=== TASK ===
Look through the material below and count the lines with the string "高山流水". Report only the count.

═══ SUPPLIED RECORDS

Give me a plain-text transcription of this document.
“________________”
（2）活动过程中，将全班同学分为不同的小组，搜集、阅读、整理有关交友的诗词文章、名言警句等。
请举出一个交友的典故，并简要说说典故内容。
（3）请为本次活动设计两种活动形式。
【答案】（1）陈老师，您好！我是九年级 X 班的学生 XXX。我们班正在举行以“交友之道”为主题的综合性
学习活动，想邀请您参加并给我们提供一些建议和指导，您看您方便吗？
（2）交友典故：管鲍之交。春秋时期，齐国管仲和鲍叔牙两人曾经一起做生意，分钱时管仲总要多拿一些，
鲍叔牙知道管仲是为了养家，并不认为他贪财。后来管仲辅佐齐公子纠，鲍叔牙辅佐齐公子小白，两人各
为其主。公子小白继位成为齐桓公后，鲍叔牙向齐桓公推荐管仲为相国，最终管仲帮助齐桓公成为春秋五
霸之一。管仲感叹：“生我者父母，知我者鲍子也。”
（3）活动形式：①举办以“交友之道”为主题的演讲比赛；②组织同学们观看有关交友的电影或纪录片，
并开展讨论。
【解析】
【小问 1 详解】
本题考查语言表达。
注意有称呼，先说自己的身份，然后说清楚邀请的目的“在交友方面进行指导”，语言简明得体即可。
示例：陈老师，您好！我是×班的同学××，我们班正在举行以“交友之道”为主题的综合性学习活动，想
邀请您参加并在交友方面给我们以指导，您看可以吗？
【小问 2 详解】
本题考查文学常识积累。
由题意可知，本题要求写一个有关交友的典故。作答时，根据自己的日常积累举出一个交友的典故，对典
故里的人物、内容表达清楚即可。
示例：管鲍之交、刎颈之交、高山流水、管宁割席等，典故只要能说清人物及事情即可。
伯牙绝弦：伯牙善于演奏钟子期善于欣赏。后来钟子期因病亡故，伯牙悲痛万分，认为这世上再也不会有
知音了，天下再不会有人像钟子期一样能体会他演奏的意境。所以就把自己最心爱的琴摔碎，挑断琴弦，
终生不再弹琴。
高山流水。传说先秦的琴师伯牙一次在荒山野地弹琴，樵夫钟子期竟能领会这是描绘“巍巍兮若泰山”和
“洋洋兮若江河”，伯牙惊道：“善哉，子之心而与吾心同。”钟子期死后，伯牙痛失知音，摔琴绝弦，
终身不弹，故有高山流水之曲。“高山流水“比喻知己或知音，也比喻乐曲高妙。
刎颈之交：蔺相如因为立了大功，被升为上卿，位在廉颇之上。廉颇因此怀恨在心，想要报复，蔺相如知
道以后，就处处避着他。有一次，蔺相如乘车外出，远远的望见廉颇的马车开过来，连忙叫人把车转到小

══════
═══ SUPPLIED RECORDS

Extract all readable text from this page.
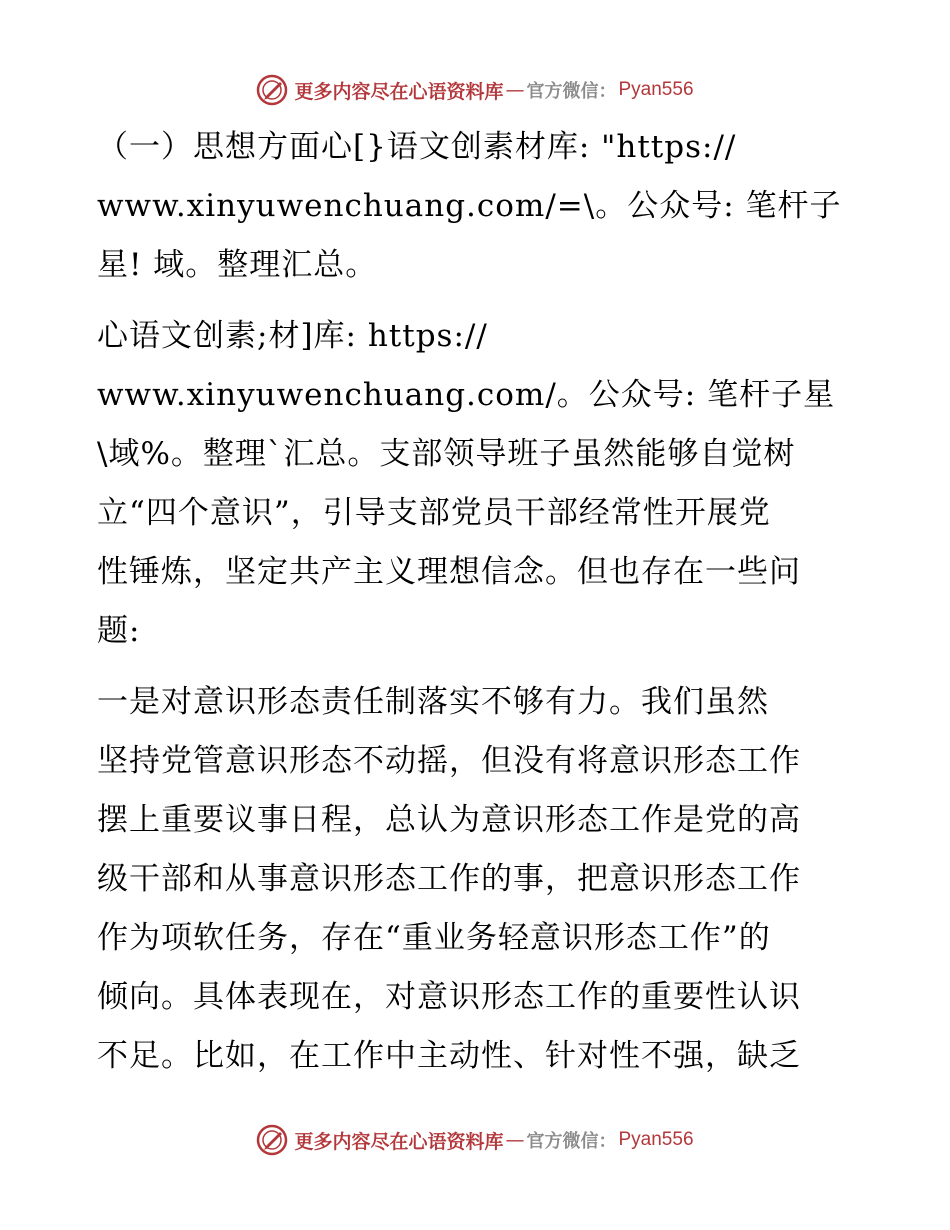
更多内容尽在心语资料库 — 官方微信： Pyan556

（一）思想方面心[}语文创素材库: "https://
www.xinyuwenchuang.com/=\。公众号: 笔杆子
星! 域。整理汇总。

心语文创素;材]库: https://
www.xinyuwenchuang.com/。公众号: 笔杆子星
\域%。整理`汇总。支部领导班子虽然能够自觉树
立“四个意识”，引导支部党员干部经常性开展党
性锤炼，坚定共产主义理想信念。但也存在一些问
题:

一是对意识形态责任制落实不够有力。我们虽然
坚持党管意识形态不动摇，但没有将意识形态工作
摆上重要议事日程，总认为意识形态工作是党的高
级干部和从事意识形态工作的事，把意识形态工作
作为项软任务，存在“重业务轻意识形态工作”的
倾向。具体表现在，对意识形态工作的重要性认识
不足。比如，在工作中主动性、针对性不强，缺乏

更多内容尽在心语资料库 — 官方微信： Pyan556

══════

=== RESULT FOR THIS EXERCISE ===
3